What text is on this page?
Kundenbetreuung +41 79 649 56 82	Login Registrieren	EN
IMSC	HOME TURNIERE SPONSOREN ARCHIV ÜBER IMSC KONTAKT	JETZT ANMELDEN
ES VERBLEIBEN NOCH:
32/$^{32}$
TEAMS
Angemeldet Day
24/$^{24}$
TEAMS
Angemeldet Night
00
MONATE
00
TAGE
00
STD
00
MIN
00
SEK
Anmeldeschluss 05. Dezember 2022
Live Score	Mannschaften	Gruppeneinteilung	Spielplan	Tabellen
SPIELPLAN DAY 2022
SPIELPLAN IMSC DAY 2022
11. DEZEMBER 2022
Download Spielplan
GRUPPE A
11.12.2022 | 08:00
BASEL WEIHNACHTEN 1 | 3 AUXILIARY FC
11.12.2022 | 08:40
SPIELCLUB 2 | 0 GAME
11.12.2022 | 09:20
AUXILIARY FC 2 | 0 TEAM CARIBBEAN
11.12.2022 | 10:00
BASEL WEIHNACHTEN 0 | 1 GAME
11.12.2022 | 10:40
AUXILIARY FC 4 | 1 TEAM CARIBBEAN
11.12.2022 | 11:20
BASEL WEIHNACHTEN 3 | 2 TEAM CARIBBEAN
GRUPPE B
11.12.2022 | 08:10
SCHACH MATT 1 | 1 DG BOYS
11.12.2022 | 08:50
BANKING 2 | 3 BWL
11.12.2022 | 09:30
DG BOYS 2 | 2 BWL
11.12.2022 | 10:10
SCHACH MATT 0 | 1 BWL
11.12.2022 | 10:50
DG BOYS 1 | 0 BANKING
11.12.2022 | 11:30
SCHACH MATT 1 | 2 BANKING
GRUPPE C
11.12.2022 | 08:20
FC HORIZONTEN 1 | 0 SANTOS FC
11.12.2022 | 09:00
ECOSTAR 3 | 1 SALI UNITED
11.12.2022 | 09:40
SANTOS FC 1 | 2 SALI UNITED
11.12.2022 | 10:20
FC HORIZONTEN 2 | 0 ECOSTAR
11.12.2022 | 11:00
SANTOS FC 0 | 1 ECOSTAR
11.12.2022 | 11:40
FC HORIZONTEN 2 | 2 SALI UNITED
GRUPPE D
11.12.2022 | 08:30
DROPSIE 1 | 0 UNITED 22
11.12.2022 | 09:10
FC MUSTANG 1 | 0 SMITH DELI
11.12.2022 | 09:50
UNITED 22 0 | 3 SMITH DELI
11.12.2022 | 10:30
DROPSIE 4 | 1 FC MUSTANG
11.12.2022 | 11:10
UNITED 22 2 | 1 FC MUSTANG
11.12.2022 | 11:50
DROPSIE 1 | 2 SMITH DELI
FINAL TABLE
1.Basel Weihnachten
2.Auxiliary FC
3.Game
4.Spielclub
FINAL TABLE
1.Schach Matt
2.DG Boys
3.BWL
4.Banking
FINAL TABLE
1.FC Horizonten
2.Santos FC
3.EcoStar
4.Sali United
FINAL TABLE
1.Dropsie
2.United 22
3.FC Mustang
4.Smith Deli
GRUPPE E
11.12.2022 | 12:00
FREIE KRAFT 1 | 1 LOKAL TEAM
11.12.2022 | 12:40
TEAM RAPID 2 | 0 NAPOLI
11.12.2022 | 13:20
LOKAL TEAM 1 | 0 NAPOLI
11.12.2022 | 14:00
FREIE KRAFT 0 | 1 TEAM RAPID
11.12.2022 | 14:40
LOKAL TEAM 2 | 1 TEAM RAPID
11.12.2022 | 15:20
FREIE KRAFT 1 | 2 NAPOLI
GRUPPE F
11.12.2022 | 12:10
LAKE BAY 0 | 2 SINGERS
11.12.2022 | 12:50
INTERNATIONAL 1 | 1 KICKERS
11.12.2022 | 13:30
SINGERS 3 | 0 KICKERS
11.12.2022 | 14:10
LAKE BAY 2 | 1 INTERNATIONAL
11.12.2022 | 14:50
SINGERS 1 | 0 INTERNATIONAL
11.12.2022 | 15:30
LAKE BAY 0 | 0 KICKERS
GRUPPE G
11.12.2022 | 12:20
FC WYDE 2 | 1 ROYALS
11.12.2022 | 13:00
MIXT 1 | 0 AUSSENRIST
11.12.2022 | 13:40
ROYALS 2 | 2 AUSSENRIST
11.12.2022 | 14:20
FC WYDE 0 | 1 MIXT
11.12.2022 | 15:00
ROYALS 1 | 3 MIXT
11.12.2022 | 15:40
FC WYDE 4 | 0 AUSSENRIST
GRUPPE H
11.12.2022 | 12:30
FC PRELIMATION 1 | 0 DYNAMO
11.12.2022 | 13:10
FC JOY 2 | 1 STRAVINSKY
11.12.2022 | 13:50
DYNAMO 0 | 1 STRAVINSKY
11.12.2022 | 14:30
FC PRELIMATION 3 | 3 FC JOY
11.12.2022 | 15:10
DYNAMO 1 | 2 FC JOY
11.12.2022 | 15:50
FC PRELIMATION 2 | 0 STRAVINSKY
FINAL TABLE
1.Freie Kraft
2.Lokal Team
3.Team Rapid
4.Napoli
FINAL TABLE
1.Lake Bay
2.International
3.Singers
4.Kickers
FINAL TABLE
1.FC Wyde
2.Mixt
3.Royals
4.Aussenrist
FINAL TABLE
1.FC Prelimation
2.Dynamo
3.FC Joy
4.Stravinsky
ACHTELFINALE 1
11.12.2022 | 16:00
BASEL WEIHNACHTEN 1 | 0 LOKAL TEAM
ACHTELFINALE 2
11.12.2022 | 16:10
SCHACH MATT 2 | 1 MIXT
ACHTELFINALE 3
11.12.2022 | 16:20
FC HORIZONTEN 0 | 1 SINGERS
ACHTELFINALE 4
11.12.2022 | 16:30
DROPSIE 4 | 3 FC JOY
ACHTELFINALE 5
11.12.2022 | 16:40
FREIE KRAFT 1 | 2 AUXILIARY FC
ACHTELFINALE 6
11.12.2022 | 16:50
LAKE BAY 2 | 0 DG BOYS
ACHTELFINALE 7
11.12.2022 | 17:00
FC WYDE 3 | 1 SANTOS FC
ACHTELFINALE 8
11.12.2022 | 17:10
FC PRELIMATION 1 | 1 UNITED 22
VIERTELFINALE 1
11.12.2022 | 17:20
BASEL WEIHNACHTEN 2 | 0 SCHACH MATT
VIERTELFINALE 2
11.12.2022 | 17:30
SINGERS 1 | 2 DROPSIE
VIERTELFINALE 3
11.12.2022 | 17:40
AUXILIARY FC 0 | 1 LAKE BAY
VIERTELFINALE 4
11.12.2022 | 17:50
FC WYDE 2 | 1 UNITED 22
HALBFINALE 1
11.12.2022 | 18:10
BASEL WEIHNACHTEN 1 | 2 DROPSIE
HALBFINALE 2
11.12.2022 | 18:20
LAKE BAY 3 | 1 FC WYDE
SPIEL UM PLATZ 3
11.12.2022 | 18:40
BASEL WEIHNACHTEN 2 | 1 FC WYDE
________
Set down all of the entries exactly, please.

Problem solution:
What text is on this page?
Kundenbetreuung +41 79 649 56 82	Login Registrieren	EN
IMSC	HOME TURNIERE SPONSOREN ARCHIV ÜBER IMSC KONTAKT	JETZT ANMELDEN
ES VERBLEIBEN NOCH:
32/$^{32}$
TEAMS
Angemeldet Day
24/$^{24}$
TEAMS
Angemeldet Night
00
MONATE
00
TAGE
00
STD
00
MIN
00
SEK
Anmeldeschluss 05. Dezember 2022
Live Score	Mannschaften	Gruppeneinteilung	Spielplan	Tabellen
SPIELPLAN DAY 2022
SPIELPLAN IMSC DAY 2022
11. DEZEMBER 2022
Download Spielplan
GRUPPE A
11.12.2022 | 08:00
BASEL WEIHNACHTEN 1 | 3 AUXILIARY FC
11.12.2022 | 08:40
SPIELCLUB 2 | 0 GAME
11.12.2022 | 09:20
AUXILIARY FC 2 | 0 TEAM CARIBBEAN
11.12.2022 | 10:00
BASEL WEIHNACHTEN 0 | 1 GAME
11.12.2022 | 10:40
AUXILIARY FC 4 | 1 TEAM CARIBBEAN
11.12.2022 | 11:20
BASEL WEIHNACHTEN 3 | 2 TEAM CARIBBEAN
GRUPPE B
11.12.2022 | 08:10
SCHACH MATT 1 | 1 DG BOYS
11.12.2022 | 08:50
BANKING 2 | 3 BWL
11.12.2022 | 09:30
DG BOYS 2 | 2 BWL
11.12.2022 | 10:10
SCHACH MATT 0 | 1 BWL
11.12.2022 | 10:50
DG BOYS 1 | 0 BANKING
11.12.2022 | 11:30
SCHACH MATT 1 | 2 BANKING
GRUPPE C
11.12.2022 | 08:20
FC HORIZONTEN 1 | 0 SANTOS FC
11.12.2022 | 09:00
ECOSTAR 3 | 1 SALI UNITED
11.12.2022 | 09:40
SANTOS FC 1 | 2 SALI UNITED
11.12.2022 | 10:20
FC HORIZONTEN 2 | 0 ECOSTAR
11.12.2022 | 11:00
SANTOS FC 0 | 1 ECOSTAR
11.12.2022 | 11:40
FC HORIZONTEN 2 | 2 SALI UNITED
GRUPPE D
11.12.2022 | 08:30
DROPSIE 1 | 0 UNITED 22
11.12.2022 | 09:10
FC MUSTANG 1 | 0 SMITH DELI
11.12.2022 | 09:50
UNITED 22 0 | 3 SMITH DELI
11.12.2022 | 10:30
DROPSIE 4 | 1 FC MUSTANG
11.12.2022 | 11:10
UNITED 22 2 | 1 FC MUSTANG
11.12.2022 | 11:50
DROPSIE 1 | 2 SMITH DELI
FINAL TABLE
1.Basel Weihnachten
2.Auxiliary FC
3.Game
4.Spielclub
FINAL TABLE
1.Schach Matt
2.DG Boys
3.BWL
4.Banking
FINAL TABLE
1.FC Horizonten
2.Santos FC
3.EcoStar
4.Sali United
FINAL TABLE
1.Dropsie
2.United 22
3.FC Mustang
4.Smith Deli
GRUPPE E
11.12.2022 | 12:00
FREIE KRAFT 1 | 1 LOKAL TEAM
11.12.2022 | 12:40
TEAM RAPID 2 | 0 NAPOLI
11.12.2022 | 13:20
LOKAL TEAM 1 | 0 NAPOLI
11.12.2022 | 14:00
FREIE KRAFT 0 | 1 TEAM RAPID
11.12.2022 | 14:40
LOKAL TEAM 2 | 1 TEAM RAPID
11.12.2022 | 15:20
FREIE KRAFT 1 | 2 NAPOLI
GRUPPE F
11.12.2022 | 12:10
LAKE BAY 0 | 2 SINGERS
11.12.2022 | 12:50
INTERNATIONAL 1 | 1 KICKERS
11.12.2022 | 13:30
SINGERS 3 | 0 KICKERS
11.12.2022 | 14:10
LAKE BAY 2 | 1 INTERNATIONAL
11.12.2022 | 14:50
SINGERS 1 | 0 INTERNATIONAL
11.12.2022 | 15:30
LAKE BAY 0 | 0 KICKERS
GRUPPE G
11.12.2022 | 12:20
FC WYDE 2 | 1 ROYALS
11.12.2022 | 13:00
MIXT 1 | 0 AUSSENRIST
11.12.2022 | 13:40
ROYALS 2 | 2 AUSSENRIST
11.12.2022 | 14:20
FC WYDE 0 | 1 MIXT
11.12.2022 | 15:00
ROYALS 1 | 3 MIXT
11.12.2022 | 15:40
FC WYDE 4 | 0 AUSSENRIST
GRUPPE H
11.12.2022 | 12:30
FC PRELIMATION 1 | 0 DYNAMO
11.12.2022 | 13:10
FC JOY 2 | 1 STRAVINSKY
11.12.2022 | 13:50
DYNAMO 0 | 1 STRAVINSKY
11.12.2022 | 14:30
FC PRELIMATION 3 | 3 FC JOY
11.12.2022 | 15:10
DYNAMO 1 | 2 FC JOY
11.12.2022 | 15:50
FC PRELIMATION 2 | 0 STRAVINSKY
FINAL TABLE
1.Freie Kraft
2.Lokal Team
3.Team Rapid
4.Napoli
FINAL TABLE
1.Lake Bay
2.International
3.Singers
4.Kickers
FINAL TABLE
1.FC Wyde
2.Mixt
3.Royals
4.Aussenrist
FINAL TABLE
1.FC Prelimation
2.Dynamo
3.FC Joy
4.Stravinsky
ACHTELFINALE 1
11.12.2022 | 16:00
BASEL WEIHNACHTEN 1 | 0 LOKAL TEAM
ACHTELFINALE 2
11.12.2022 | 16:10
SCHACH MATT 2 | 1 MIXT
ACHTELFINALE 3
11.12.2022 | 16:20
FC HORIZONTEN 0 | 1 SINGERS
ACHTELFINALE 4
11.12.2022 | 16:30
DROPSIE 4 | 3 FC JOY
ACHTELFINALE 5
11.12.2022 | 16:40
FREIE KRAFT 1 | 2 AUXILIARY FC
ACHTELFINALE 6
11.12.2022 | 16:50
LAKE BAY 2 | 0 DG BOYS
ACHTELFINALE 7
11.12.2022 | 17:00
FC WYDE 3 | 1 SANTOS FC
ACHTELFINALE 8
11.12.2022 | 17:10
FC PRELIMATION 1 | 1 UNITED 22
VIERTELFINALE 1
11.12.2022 | 17:20
BASEL WEIHNACHTEN 2 | 0 SCHACH MATT
VIERTELFINALE 2
11.12.2022 | 17:30
SINGERS 1 | 2 DROPSIE
VIERTELFINALE 3
11.12.2022 | 17:40
AUXILIARY FC 0 | 1 LAKE BAY
VIERTELFINALE 4
11.12.2022 | 17:50
FC WYDE 2 | 1 UNITED 22
HALBFINALE 1
11.12.2022 | 18:10
BASEL WEIHNACHTEN 1 | 2 DROPSIE
HALBFINALE 2
11.12.2022 | 18:20
LAKE BAY 3 | 1 FC WYDE
SPIEL UM PLATZ 3
11.12.2022 | 18:40
BASEL WEIHNACHTEN 2 | 1 FC WYDE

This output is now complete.